▸ Input
•••••
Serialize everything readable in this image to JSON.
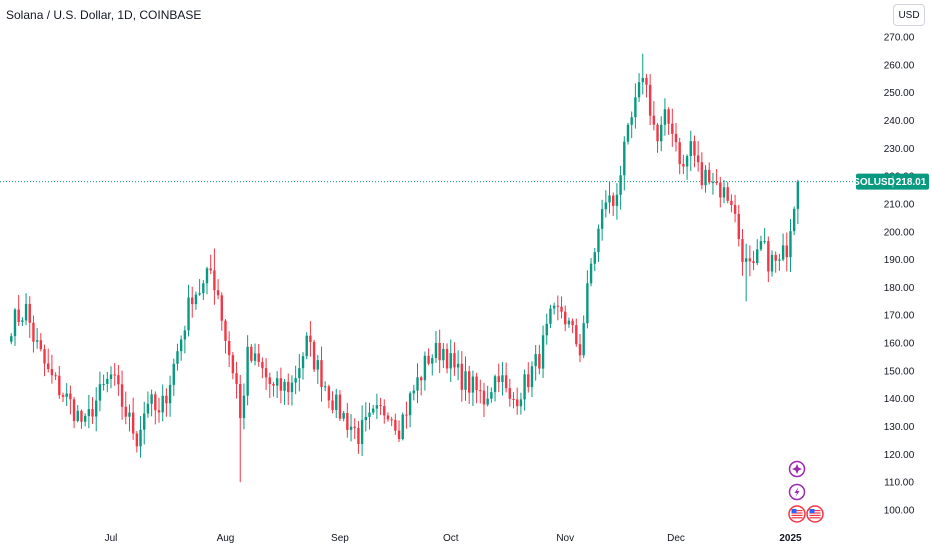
{
  "header": {
    "title": "Solana / U.S. Dollar, 1D, COINBASE",
    "currency": "USD"
  },
  "colors": {
    "up": "#089981",
    "down": "#f23645",
    "last_price_line": "#089981",
    "event_icon": "#9c27b0"
  },
  "icons": [
    "spark-event-icon",
    "lightning-event-icon",
    "us-flag-icon",
    "us-flag-icon"
  ],
  "chart_data": {
    "type": "candlestick",
    "symbol": "SOLUSD",
    "last_price": 218.01,
    "last_price_label": "218.01",
    "y_ticks": [
      100,
      110,
      120,
      130,
      140,
      150,
      160,
      170,
      180,
      190,
      200,
      210,
      220,
      230,
      240,
      250,
      260,
      270
    ],
    "y_tick_labels": [
      "100.00",
      "110.00",
      "120.00",
      "130.00",
      "140.00",
      "150.00",
      "160.00",
      "170.00",
      "180.00",
      "190.00",
      "200.00",
      "210.00",
      "220.00",
      "230.00",
      "240.00",
      "250.00",
      "260.00",
      "270.00"
    ],
    "ylim": [
      97,
      275
    ],
    "x_ticks": [
      {
        "label": "Jul",
        "date": "2024-07-01",
        "bold": false
      },
      {
        "label": "Aug",
        "date": "2024-08-01",
        "bold": false
      },
      {
        "label": "Sep",
        "date": "2024-09-01",
        "bold": false
      },
      {
        "label": "Oct",
        "date": "2024-10-01",
        "bold": false
      },
      {
        "label": "Nov",
        "date": "2024-11-01",
        "bold": false
      },
      {
        "label": "Dec",
        "date": "2024-12-01",
        "bold": false
      },
      {
        "label": "2025",
        "date": "2025-01-01",
        "bold": true
      }
    ],
    "x_start": "2024-06-04",
    "close_path": [
      [
        "2024-06-04",
        167
      ],
      [
        "2024-06-08",
        172
      ],
      [
        "2024-06-10",
        162
      ],
      [
        "2024-06-14",
        149
      ],
      [
        "2024-06-19",
        140
      ],
      [
        "2024-06-24",
        130
      ],
      [
        "2024-06-26",
        137
      ],
      [
        "2024-07-01",
        148
      ],
      [
        "2024-07-05",
        135
      ],
      [
        "2024-07-08",
        126
      ],
      [
        "2024-07-11",
        140
      ],
      [
        "2024-07-14",
        133
      ],
      [
        "2024-07-17",
        147
      ],
      [
        "2024-07-20",
        162
      ],
      [
        "2024-07-23",
        178
      ],
      [
        "2024-07-26",
        180
      ],
      [
        "2024-07-28",
        186
      ],
      [
        "2024-07-30",
        178
      ],
      [
        "2024-08-01",
        162
      ],
      [
        "2024-08-04",
        145
      ],
      [
        "2024-08-05",
        132
      ],
      [
        "2024-08-07",
        155
      ],
      [
        "2024-08-10",
        152
      ],
      [
        "2024-08-14",
        143
      ],
      [
        "2024-08-19",
        145
      ],
      [
        "2024-08-23",
        160
      ],
      [
        "2024-08-27",
        148
      ],
      [
        "2024-08-31",
        137
      ],
      [
        "2024-09-03",
        132
      ],
      [
        "2024-09-06",
        127
      ],
      [
        "2024-09-10",
        133
      ],
      [
        "2024-09-14",
        137
      ],
      [
        "2024-09-17",
        130
      ],
      [
        "2024-09-21",
        143
      ],
      [
        "2024-09-25",
        155
      ],
      [
        "2024-09-29",
        158
      ],
      [
        "2024-10-02",
        150
      ],
      [
        "2024-10-06",
        145
      ],
      [
        "2024-10-10",
        140
      ],
      [
        "2024-10-14",
        150
      ],
      [
        "2024-10-17",
        138
      ],
      [
        "2024-10-21",
        145
      ],
      [
        "2024-10-25",
        155
      ],
      [
        "2024-10-28",
        168
      ],
      [
        "2024-10-31",
        172
      ],
      [
        "2024-11-03",
        163
      ],
      [
        "2024-11-05",
        158
      ],
      [
        "2024-11-06",
        168
      ],
      [
        "2024-11-08",
        188
      ],
      [
        "2024-11-10",
        200
      ],
      [
        "2024-11-12",
        212
      ],
      [
        "2024-11-14",
        210
      ],
      [
        "2024-11-16",
        222
      ],
      [
        "2024-11-19",
        240
      ],
      [
        "2024-11-21",
        250
      ],
      [
        "2024-11-22",
        258
      ],
      [
        "2024-11-24",
        245
      ],
      [
        "2024-11-26",
        232
      ],
      [
        "2024-11-28",
        240
      ],
      [
        "2024-11-30",
        238
      ],
      [
        "2024-12-03",
        222
      ],
      [
        "2024-12-05",
        232
      ],
      [
        "2024-12-08",
        218
      ],
      [
        "2024-12-10",
        222
      ],
      [
        "2024-12-13",
        215
      ],
      [
        "2024-12-16",
        212
      ],
      [
        "2024-12-18",
        198
      ],
      [
        "2024-12-20",
        188
      ],
      [
        "2024-12-22",
        185
      ],
      [
        "2024-12-24",
        195
      ],
      [
        "2024-12-26",
        190
      ],
      [
        "2024-12-29",
        188
      ],
      [
        "2024-12-31",
        195
      ],
      [
        "2025-01-02",
        212
      ],
      [
        "2025-01-03",
        218
      ]
    ],
    "extremes": [
      {
        "date": "2024-08-05",
        "low": 110
      },
      {
        "date": "2024-07-29",
        "high": 194
      },
      {
        "date": "2024-11-22",
        "high": 264
      },
      {
        "date": "2024-12-20",
        "low": 175
      }
    ]
  }
}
•••••
▸ The request
Transcribe every line in the entries above, taking out only the images.

▸ The answer
Serialize everything readable in this image to JSON.
{
  "header": {
    "title": "Solana / U.S. Dollar, 1D, COINBASE",
    "currency": "USD"
  },
  "colors": {
    "up": "#089981",
    "down": "#f23645",
    "last_price_line": "#089981",
    "event_icon": "#9c27b0"
  },
  "icons": [
    "spark-event-icon",
    "lightning-event-icon",
    "us-flag-icon",
    "us-flag-icon"
  ],
  "chart_data": {
    "type": "candlestick",
    "symbol": "SOLUSD",
    "last_price": 218.01,
    "last_price_label": "218.01",
    "y_ticks": [
      100,
      110,
      120,
      130,
      140,
      150,
      160,
      170,
      180,
      190,
      200,
      210,
      220,
      230,
      240,
      250,
      260,
      270
    ],
    "y_tick_labels": [
      "100.00",
      "110.00",
      "120.00",
      "130.00",
      "140.00",
      "150.00",
      "160.00",
      "170.00",
      "180.00",
      "190.00",
      "200.00",
      "210.00",
      "220.00",
      "230.00",
      "240.00",
      "250.00",
      "260.00",
      "270.00"
    ],
    "ylim": [
      97,
      275
    ],
    "x_ticks": [
      {
        "label": "Jul",
        "date": "2024-07-01",
        "bold": false
      },
      {
        "label": "Aug",
        "date": "2024-08-01",
        "bold": false
      },
      {
        "label": "Sep",
        "date": "2024-09-01",
        "bold": false
      },
      {
        "label": "Oct",
        "date": "2024-10-01",
        "bold": false
      },
      {
        "label": "Nov",
        "date": "2024-11-01",
        "bold": false
      },
      {
        "label": "Dec",
        "date": "2024-12-01",
        "bold": false
      },
      {
        "label": "2025",
        "date": "2025-01-01",
        "bold": true
      }
    ],
    "x_start": "2024-06-04",
    "close_path": [
      [
        "2024-06-04",
        167
      ],
      [
        "2024-06-08",
        172
      ],
      [
        "2024-06-10",
        162
      ],
      [
        "2024-06-14",
        149
      ],
      [
        "2024-06-19",
        140
      ],
      [
        "2024-06-24",
        130
      ],
      [
        "2024-06-26",
        137
      ],
      [
        "2024-07-01",
        148
      ],
      [
        "2024-07-05",
        135
      ],
      [
        "2024-07-08",
        126
      ],
      [
        "2024-07-11",
        140
      ],
      [
        "2024-07-14",
        133
      ],
      [
        "2024-07-17",
        147
      ],
      [
        "2024-07-20",
        162
      ],
      [
        "2024-07-23",
        178
      ],
      [
        "2024-07-26",
        180
      ],
      [
        "2024-07-28",
        186
      ],
      [
        "2024-07-30",
        178
      ],
      [
        "2024-08-01",
        162
      ],
      [
        "2024-08-04",
        145
      ],
      [
        "2024-08-05",
        132
      ],
      [
        "2024-08-07",
        155
      ],
      [
        "2024-08-10",
        152
      ],
      [
        "2024-08-14",
        143
      ],
      [
        "2024-08-19",
        145
      ],
      [
        "2024-08-23",
        160
      ],
      [
        "2024-08-27",
        148
      ],
      [
        "2024-08-31",
        137
      ],
      [
        "2024-09-03",
        132
      ],
      [
        "2024-09-06",
        127
      ],
      [
        "2024-09-10",
        133
      ],
      [
        "2024-09-14",
        137
      ],
      [
        "2024-09-17",
        130
      ],
      [
        "2024-09-21",
        143
      ],
      [
        "2024-09-25",
        155
      ],
      [
        "2024-09-29",
        158
      ],
      [
        "2024-10-02",
        150
      ],
      [
        "2024-10-06",
        145
      ],
      [
        "2024-10-10",
        140
      ],
      [
        "2024-10-14",
        150
      ],
      [
        "2024-10-17",
        138
      ],
      [
        "2024-10-21",
        145
      ],
      [
        "2024-10-25",
        155
      ],
      [
        "2024-10-28",
        168
      ],
      [
        "2024-10-31",
        172
      ],
      [
        "2024-11-03",
        163
      ],
      [
        "2024-11-05",
        158
      ],
      [
        "2024-11-06",
        168
      ],
      [
        "2024-11-08",
        188
      ],
      [
        "2024-11-10",
        200
      ],
      [
        "2024-11-12",
        212
      ],
      [
        "2024-11-14",
        210
      ],
      [
        "2024-11-16",
        222
      ],
      [
        "2024-11-19",
        240
      ],
      [
        "2024-11-21",
        250
      ],
      [
        "2024-11-22",
        258
      ],
      [
        "2024-11-24",
        245
      ],
      [
        "2024-11-26",
        232
      ],
      [
        "2024-11-28",
        240
      ],
      [
        "2024-11-30",
        238
      ],
      [
        "2024-12-03",
        222
      ],
      [
        "2024-12-05",
        232
      ],
      [
        "2024-12-08",
        218
      ],
      [
        "2024-12-10",
        222
      ],
      [
        "2024-12-13",
        215
      ],
      [
        "2024-12-16",
        212
      ],
      [
        "2024-12-18",
        198
      ],
      [
        "2024-12-20",
        188
      ],
      [
        "2024-12-22",
        185
      ],
      [
        "2024-12-24",
        195
      ],
      [
        "2024-12-26",
        190
      ],
      [
        "2024-12-29",
        188
      ],
      [
        "2024-12-31",
        195
      ],
      [
        "2025-01-02",
        212
      ],
      [
        "2025-01-03",
        218
      ]
    ],
    "extremes": [
      {
        "date": "2024-08-05",
        "low": 110
      },
      {
        "date": "2024-07-29",
        "high": 194
      },
      {
        "date": "2024-11-22",
        "high": 264
      },
      {
        "date": "2024-12-20",
        "low": 175
      }
    ]
  }
}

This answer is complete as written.